> [Raw data]:

** START **

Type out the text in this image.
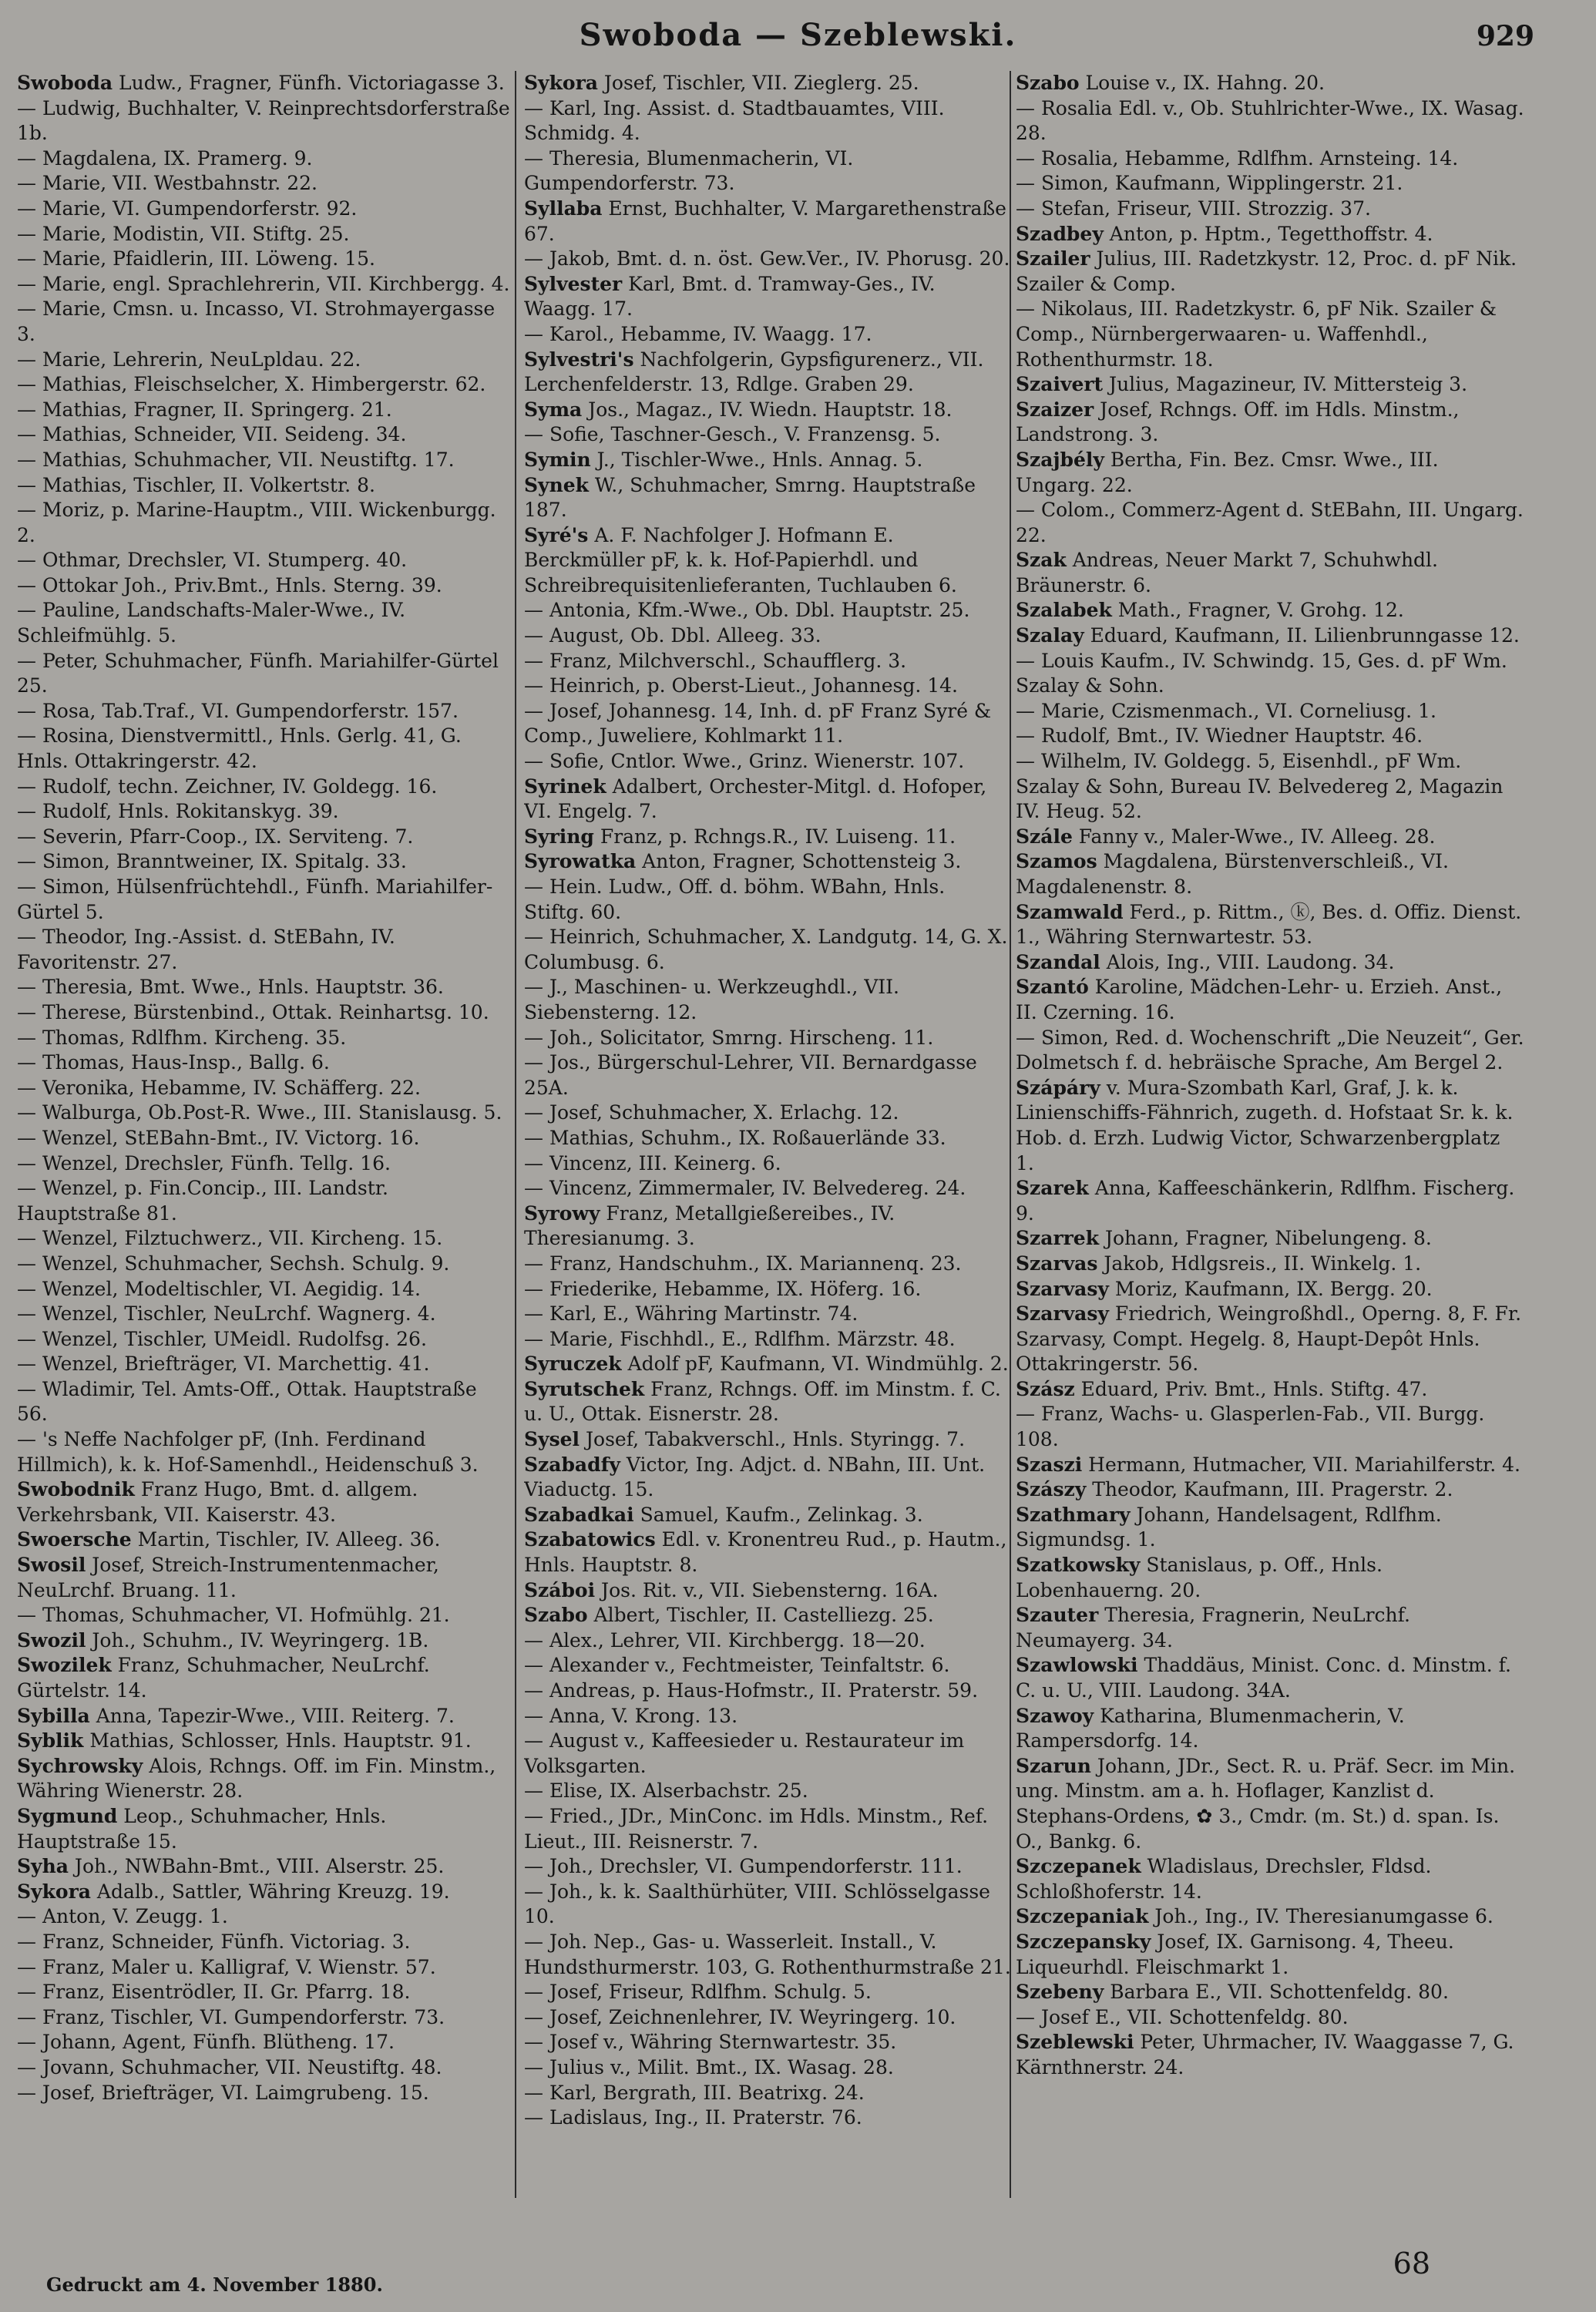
Swoboda — Szeblewski.	929

Swoboda Ludw., Fragner, Fünfh. Victoriagasse 3.

— Ludwig, Buchhalter, V. Reinprechtsdorferstraße 1b.

— Magdalena, IX. Pramerg. 9.

— Marie, VII. Westbahnstr. 22.

— Marie, VI. Gumpendorferstr. 92.

— Marie, Modistin, VII. Stiftg. 25.

— Marie, Pfaidlerin, III. Löweng. 15.

— Marie, engl. Sprachlehrerin, VII. Kirchbergg. 4.

— Marie, Cmsn. u. Incasso, VI. Strohmayergasse 3.

— Marie, Lehrerin, NeuLpldau. 22.

— Mathias, Fleischselcher, X. Himbergerstr. 62.

— Mathias, Fragner, II. Springerg. 21.

— Mathias, Schneider, VII. Seideng. 34.

— Mathias, Schuhmacher, VII. Neustiftg. 17.

— Mathias, Tischler, II. Volkertstr. 8.

— Moriz, p. Marine-Hauptm., VIII. Wickenburgg. 2.

— Othmar, Drechsler, VI. Stumperg. 40.

— Ottokar Joh., Priv.Bmt., Hnls. Sterng. 39.

— Pauline, Landschafts-Maler-Wwe., IV. Schleifmühlg. 5.

— Peter, Schuhmacher, Fünfh. Mariahilfer-Gürtel 25.

— Rosa, Tab.Traf., VI. Gumpendorferstr. 157.

— Rosina, Dienstvermittl., Hnls. Gerlg. 41, G. Hnls. Ottakringerstr. 42.

— Rudolf, techn. Zeichner, IV. Goldegg. 16.

— Rudolf, Hnls. Rokitanskyg. 39.

— Severin, Pfarr-Coop., IX. Serviteng. 7.

— Simon, Branntweiner, IX. Spitalg. 33.

— Simon, Hülsenfrüchtehdl., Fünfh. Mariahilfer-Gürtel 5.

— Theodor, Ing.-Assist. d. StEBahn, IV. Favoritenstr. 27.

— Theresia, Bmt. Wwe., Hnls. Hauptstr. 36.

— Therese, Bürstenbind., Ottak. Reinhartsg. 10.

— Thomas, Rdlfhm. Kircheng. 35.

— Thomas, Haus-Insp., Ballg. 6.

— Veronika, Hebamme, IV. Schäfferg. 22.

— Walburga, Ob.Post-R. Wwe., III. Stanislausg. 5.

— Wenzel, StEBahn-Bmt., IV. Victorg. 16.

— Wenzel, Drechsler, Fünfh. Tellg. 16.

— Wenzel, p. Fin.Concip., III. Landstr. Hauptstraße 81.

— Wenzel, Filztuchwerz., VII. Kircheng. 15.

— Wenzel, Schuhmacher, Sechsh. Schulg. 9.

— Wenzel, Modeltischler, VI. Aegidig. 14.

— Wenzel, Tischler, NeuLrchf. Wagnerg. 4.

— Wenzel, Tischler, UMeidl. Rudolfsg. 26.

— Wenzel, Briefträger, VI. Marchettig. 41.

— Wladimir, Tel. Amts-Off., Ottak. Hauptstraße 56.

— 's Neffe Nachfolger pF, (Inh. Ferdinand Hillmich), k. k. Hof-Samenhdl., Heidenschuß 3.

Swobodnik Franz Hugo, Bmt. d. allgem. Verkehrsbank, VII. Kaiserstr. 43.

Swoersche Martin, Tischler, IV. Alleeg. 36.

Swosil Josef, Streich-Instrumentenmacher, NeuLrchf. Bruang. 11.

— Thomas, Schuhmacher, VI. Hofmühlg. 21.

Swozil Joh., Schuhm., IV. Weyringerg. 1B.

Swozilek Franz, Schuhmacher, NeuLrchf. Gürtelstr. 14.

Sybilla Anna, Tapezir-Wwe., VIII. Reiterg. 7.

Syblik Mathias, Schlosser, Hnls. Hauptstr. 91.

Sychrowsky Alois, Rchngs. Off. im Fin. Minstm., Währing Wienerstr. 28.

Sygmund Leop., Schuhmacher, Hnls. Hauptstraße 15.

Syha Joh., NWBahn-Bmt., VIII. Alserstr. 25.

Sykora Adalb., Sattler, Währing Kreuzg. 19.

— Anton, V. Zeugg. 1.

— Franz, Schneider, Fünfh. Victoriag. 3.

— Franz, Maler u. Kalligraf, V. Wienstr. 57.

— Franz, Eisentrödler, II. Gr. Pfarrg. 18.

— Franz, Tischler, VI. Gumpendorferstr. 73.

— Johann, Agent, Fünfh. Blütheng. 17.

— Jovann, Schuhmacher, VII. Neustiftg. 48.

— Josef, Briefträger, VI. Laimgrubeng. 15.

Sykora Josef, Tischler, VII. Zieglerg. 25.

— Karl, Ing. Assist. d. Stadtbauamtes, VIII. Schmidg. 4.

— Theresia, Blumenmacherin, VI. Gumpendorferstr. 73.

Syllaba Ernst, Buchhalter, V. Margarethenstraße 67.

— Jakob, Bmt. d. n. öst. Gew.Ver., IV. Phorusg. 20.

Sylvester Karl, Bmt. d. Tramway-Ges., IV. Waagg. 17.

— Karol., Hebamme, IV. Waagg. 17.

Sylvestri's Nachfolgerin, Gypsfigurenerz., VII. Lerchenfelderstr. 13, Rdlge. Graben 29.

Syma Jos., Magaz., IV. Wiedn. Hauptstr. 18.

— Sofie, Taschner-Gesch., V. Franzensg. 5.

Symin J., Tischler-Wwe., Hnls. Annag. 5.

Synek W., Schuhmacher, Smrng. Hauptstraße 187.

Syré's A. F. Nachfolger J. Hofmann E. Berckmüller pF, k. k. Hof-Papierhdl. und Schreibrequisitenlieferanten, Tuchlauben 6.

— Antonia, Kfm.-Wwe., Ob. Dbl. Hauptstr. 25.

— August, Ob. Dbl. Alleeg. 33.

— Franz, Milchverschl., Schaufflerg. 3.

— Heinrich, p. Oberst-Lieut., Johannesg. 14.

— Josef, Johannesg. 14, Inh. d. pF Franz Syré & Comp., Juweliere, Kohlmarkt 11.

— Sofie, Cntlor. Wwe., Grinz. Wienerstr. 107.

Syrinek Adalbert, Orchester-Mitgl. d. Hofoper, VI. Engelg. 7.

Syring Franz, p. Rchngs.R., IV. Luiseng. 11.

Syrowatka Anton, Fragner, Schottensteig 3.

— Hein. Ludw., Off. d. böhm. WBahn, Hnls. Stiftg. 60.

— Heinrich, Schuhmacher, X. Landgutg. 14, G. X. Columbusg. 6.

— J., Maschinen- u. Werkzeughdl., VII. Siebensterng. 12.

— Joh., Solicitator, Smrng. Hirscheng. 11.

— Jos., Bürgerschul-Lehrer, VII. Bernardgasse 25A.

— Josef, Schuhmacher, X. Erlachg. 12.

— Mathias, Schuhm., IX. Roßauerlände 33.

— Vincenz, III. Keinerg. 6.

— Vincenz, Zimmermaler, IV. Belvedereg. 24.

Syrowy Franz, Metallgießereibes., IV. Theresianumg. 3.

— Franz, Handschuhm., IX. Mariannenq. 23.

— Friederike, Hebamme, IX. Höferg. 16.

— Karl, E., Währing Martinstr. 74.

— Marie, Fischhdl., E., Rdlfhm. Märzstr. 48.

Syruczek Adolf pF, Kaufmann, VI. Windmühlg. 2.

Syrutschek Franz, Rchngs. Off. im Minstm. f. C. u. U., Ottak. Eisnerstr. 28.

Sysel Josef, Tabakverschl., Hnls. Styringg. 7.

Szabadfy Victor, Ing. Adjct. d. NBahn, III. Unt. Viaductg. 15.

Szabadkai Samuel, Kaufm., Zelinkag. 3.

Szabatowics Edl. v. Kronentreu Rud., p. Hautm., Hnls. Hauptstr. 8.

Száboi Jos. Rit. v., VII. Siebensterng. 16A.

Szabo Albert, Tischler, II. Castelliezg. 25.

— Alex., Lehrer, VII. Kirchbergg. 18—20.

— Alexander v., Fechtmeister, Teinfaltstr. 6.

— Andreas, p. Haus-Hofmstr., II. Praterstr. 59.

— Anna, V. Krong. 13.

— August v., Kaffeesieder u. Restaurateur im Volksgarten.

— Elise, IX. Alserbachstr. 25.

— Fried., JDr., MinConc. im Hdls. Minstm., Ref. Lieut., III. Reisnerstr. 7.

— Joh., Drechsler, VI. Gumpendorferstr. 111.

— Joh., k. k. Saalthürhüter, VIII. Schlösselgasse 10.

— Joh. Nep., Gas- u. Wasserleit. Install., V. Hundsthurmerstr. 103, G. Rothenthurmstraße 21.

— Josef, Friseur, Rdlfhm. Schulg. 5.

— Josef, Zeichnenlehrer, IV. Weyringerg. 10.

— Josef v., Währing Sternwartestr. 35.

— Julius v., Milit. Bmt., IX. Wasag. 28.

— Karl, Bergrath, III. Beatrixg. 24.

— Ladislaus, Ing., II. Praterstr. 76.

Szabo Louise v., IX. Hahng. 20.

— Rosalia Edl. v., Ob. Stuhlrichter-Wwe., IX. Wasag. 28.

— Rosalia, Hebamme, Rdlfhm. Arnsteing. 14.

— Simon, Kaufmann, Wipplingerstr. 21.

— Stefan, Friseur, VIII. Strozzig. 37.

Szadbey Anton, p. Hptm., Tegetthoffstr. 4.

Szailer Julius, III. Radetzkystr. 12, Proc. d. pF Nik. Szailer & Comp.

— Nikolaus, III. Radetzkystr. 6, pF Nik. Szailer & Comp., Nürnbergerwaaren- u. Waffenhdl., Rothenthurmstr. 18.

Szaivert Julius, Magazineur, IV. Mittersteig 3.

Szaizer Josef, Rchngs. Off. im Hdls. Minstm., Landstrong. 3.

Szajbély Bertha, Fin. Bez. Cmsr. Wwe., III. Ungarg. 22.

— Colom., Commerz-Agent d. StEBahn, III. Ungarg. 22.

Szak Andreas, Neuer Markt 7, Schuhwhdl. Bräunerstr. 6.

Szalabek Math., Fragner, V. Grohg. 12.

Szalay Eduard, Kaufmann, II. Lilienbrunngasse 12.

— Louis Kaufm., IV. Schwindg. 15, Ges. d. pF Wm. Szalay & Sohn.

— Marie, Czismenmach., VI. Corneliusg. 1.

— Rudolf, Bmt., IV. Wiedner Hauptstr. 46.

— Wilhelm, IV. Goldegg. 5, Eisenhdl., pF Wm. Szalay & Sohn, Bureau IV. Belvedereg 2, Magazin IV. Heug. 52.

Szále Fanny v., Maler-Wwe., IV. Alleeg. 28.

Szamos Magdalena, Bürstenverschleiß., VI. Magdalenenstr. 8.

Szamwald Ferd., p. Rittm., ⓚ, Bes. d. Offiz. Dienst. 1., Währing Sternwartestr. 53.

Szandal Alois, Ing., VIII. Laudong. 34.

Szantó Karoline, Mädchen-Lehr- u. Erzieh. Anst., II. Czerning. 16.

— Simon, Red. d. Wochenschrift „Die Neuzeit“, Ger. Dolmetsch f. d. hebräische Sprache, Am Bergel 2.

Szápáry v. Mura-Szombath Karl, Graf, J. k. k. Linienschiffs-Fähnrich, zugeth. d. Hofstaat Sr. k. k. Hob. d. Erzh. Ludwig Victor, Schwarzenbergplatz 1.

Szarek Anna, Kaffeeschänkerin, Rdlfhm. Fischerg. 9.

Szarrek Johann, Fragner, Nibelungeng. 8.

Szarvas Jakob, Hdlgsreis., II. Winkelg. 1.

Szarvasy Moriz, Kaufmann, IX. Bergg. 20.

Szarvasy Friedrich, Weingroßhdl., Operng. 8, F. Fr. Szarvasy, Compt. Hegelg. 8, Haupt-Depôt Hnls. Ottakringerstr. 56.

Szász Eduard, Priv. Bmt., Hnls. Stiftg. 47.

— Franz, Wachs- u. Glasperlen-Fab., VII. Burgg. 108.

Szaszi Hermann, Hutmacher, VII. Mariahilferstr. 4.

Szászy Theodor, Kaufmann, III. Pragerstr. 2.

Szathmary Johann, Handelsagent, Rdlfhm. Sigmundsg. 1.

Szatkowsky Stanislaus, p. Off., Hnls. Lobenhauerng. 20.

Szauter Theresia, Fragnerin, NeuLrchf. Neumayerg. 34.

Szawlowski Thaddäus, Minist. Conc. d. Minstm. f. C. u. U., VIII. Laudong. 34A.

Szawoy Katharina, Blumenmacherin, V. Rampersdorfg. 14.

Szarun Johann, JDr., Sect. R. u. Präf. Secr. im Min. ung. Minstm. am a. h. Hoflager, Kanzlist d. Stephans-Ordens, ✿ 3., Cmdr. (m. St.) d. span. Is. O., Bankg. 6.

Szczepanek Wladislaus, Drechsler, Fldsd. Schloßhoferstr. 14.

Szczepaniak Joh., Ing., IV. Theresianumgasse 6.

Szczepansky Josef, IX. Garnisong. 4, Theeu. Liqueurhdl. Fleischmarkt 1.

Szebeny Barbara E., VII. Schottenfeldg. 80.

— Josef E., VII. Schottenfeldg. 80.

Szeblewski Peter, Uhrmacher, IV. Waaggasse 7, G. Kärnthnerstr. 24.

Gedruckt am 4. November 1880.
68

** END **

> [Aim]: Track down all lines above with the string "Sykora" and copy them.

> [The response]:
Sykora Adalb., Sattler, Währing Kreuzg. 19.
Sykora Josef, Tischler, VII. Zieglerg. 25.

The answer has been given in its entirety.